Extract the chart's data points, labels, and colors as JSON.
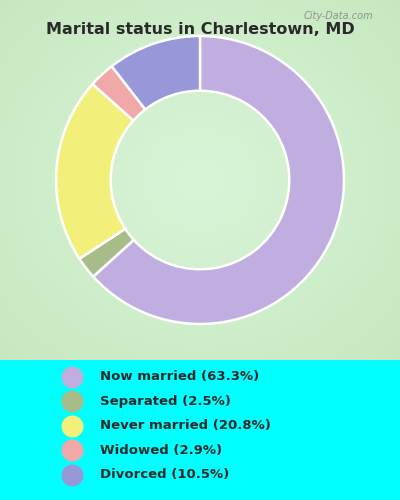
{
  "title": "Marital status in Charlestown, MD",
  "categories": [
    "Now married",
    "Separated",
    "Never married",
    "Widowed",
    "Divorced"
  ],
  "values": [
    63.3,
    2.5,
    20.8,
    2.9,
    10.5
  ],
  "colors": [
    "#c0aee0",
    "#a8bc8a",
    "#f2f07a",
    "#f0a8a8",
    "#9898d8"
  ],
  "bg_top": "#00ffff",
  "bg_chart_colors": [
    "#c8e8c0",
    "#dff2d8",
    "#f0faf0",
    "#dff2d8",
    "#c8e8c0"
  ],
  "legend_bg": "#00ffff",
  "title_color": "#2a2a2a",
  "legend_text_color": "#2a2a2a",
  "watermark": "City-Data.com"
}
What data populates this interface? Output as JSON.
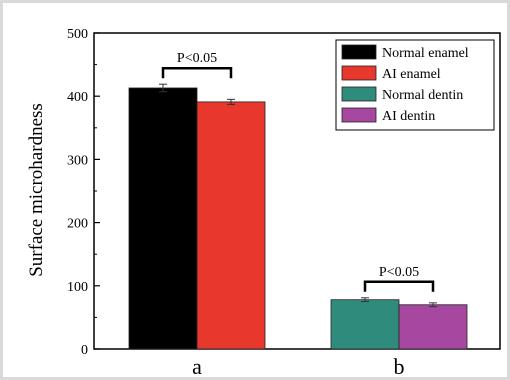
{
  "chart_data": {
    "type": "bar",
    "title": "",
    "xlabel": "",
    "ylabel": "Surface microhardness",
    "categories": [
      "a",
      "b"
    ],
    "ylim": [
      0,
      500
    ],
    "yticks": [
      0,
      100,
      200,
      300,
      400,
      500
    ],
    "grid": false,
    "legend_position": "top-right",
    "series": [
      {
        "name": "Normal enamel",
        "color": "#000000",
        "values": [
          413,
          null
        ],
        "errors": [
          6,
          null
        ]
      },
      {
        "name": "AI enamel",
        "color": "#e8372d",
        "values": [
          391,
          null
        ],
        "errors": [
          4,
          null
        ]
      },
      {
        "name": "Normal dentin",
        "color": "#2f8c7d",
        "values": [
          null,
          78
        ],
        "errors": [
          null,
          3
        ]
      },
      {
        "name": "AI dentin",
        "color": "#a748a0",
        "values": [
          null,
          70
        ],
        "errors": [
          null,
          3
        ]
      }
    ],
    "annotations": [
      {
        "text": "P<0.05",
        "category": "a"
      },
      {
        "text": "P<0.05",
        "category": "b"
      }
    ]
  }
}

* What you have to do
Reproduce the whole listing above word for word, but not its pictures.

* Task answer
Extract the chart's data points, labels, and colors as JSON.
{
  "title": "Marital status in Charlestown, MD",
  "categories": [
    "Now married",
    "Separated",
    "Never married",
    "Widowed",
    "Divorced"
  ],
  "values": [
    63.3,
    2.5,
    20.8,
    2.9,
    10.5
  ],
  "colors": [
    "#c0aee0",
    "#a8bc8a",
    "#f2f07a",
    "#f0a8a8",
    "#9898d8"
  ],
  "bg_top": "#00ffff",
  "bg_chart_colors": [
    "#c8e8c0",
    "#dff2d8",
    "#f0faf0",
    "#dff2d8",
    "#c8e8c0"
  ],
  "legend_bg": "#00ffff",
  "title_color": "#2a2a2a",
  "legend_text_color": "#2a2a2a",
  "watermark": "City-Data.com"
}
What data populates this interface? Output as JSON.
{
  "chart_data": {
    "type": "bar",
    "title": "",
    "xlabel": "",
    "ylabel": "Surface microhardness",
    "categories": [
      "a",
      "b"
    ],
    "ylim": [
      0,
      500
    ],
    "yticks": [
      0,
      100,
      200,
      300,
      400,
      500
    ],
    "grid": false,
    "legend_position": "top-right",
    "series": [
      {
        "name": "Normal enamel",
        "color": "#000000",
        "values": [
          413,
          null
        ],
        "errors": [
          6,
          null
        ]
      },
      {
        "name": "AI enamel",
        "color": "#e8372d",
        "values": [
          391,
          null
        ],
        "errors": [
          4,
          null
        ]
      },
      {
        "name": "Normal dentin",
        "color": "#2f8c7d",
        "values": [
          null,
          78
        ],
        "errors": [
          null,
          3
        ]
      },
      {
        "name": "AI dentin",
        "color": "#a748a0",
        "values": [
          null,
          70
        ],
        "errors": [
          null,
          3
        ]
      }
    ],
    "annotations": [
      {
        "text": "P<0.05",
        "category": "a"
      },
      {
        "text": "P<0.05",
        "category": "b"
      }
    ]
  }
}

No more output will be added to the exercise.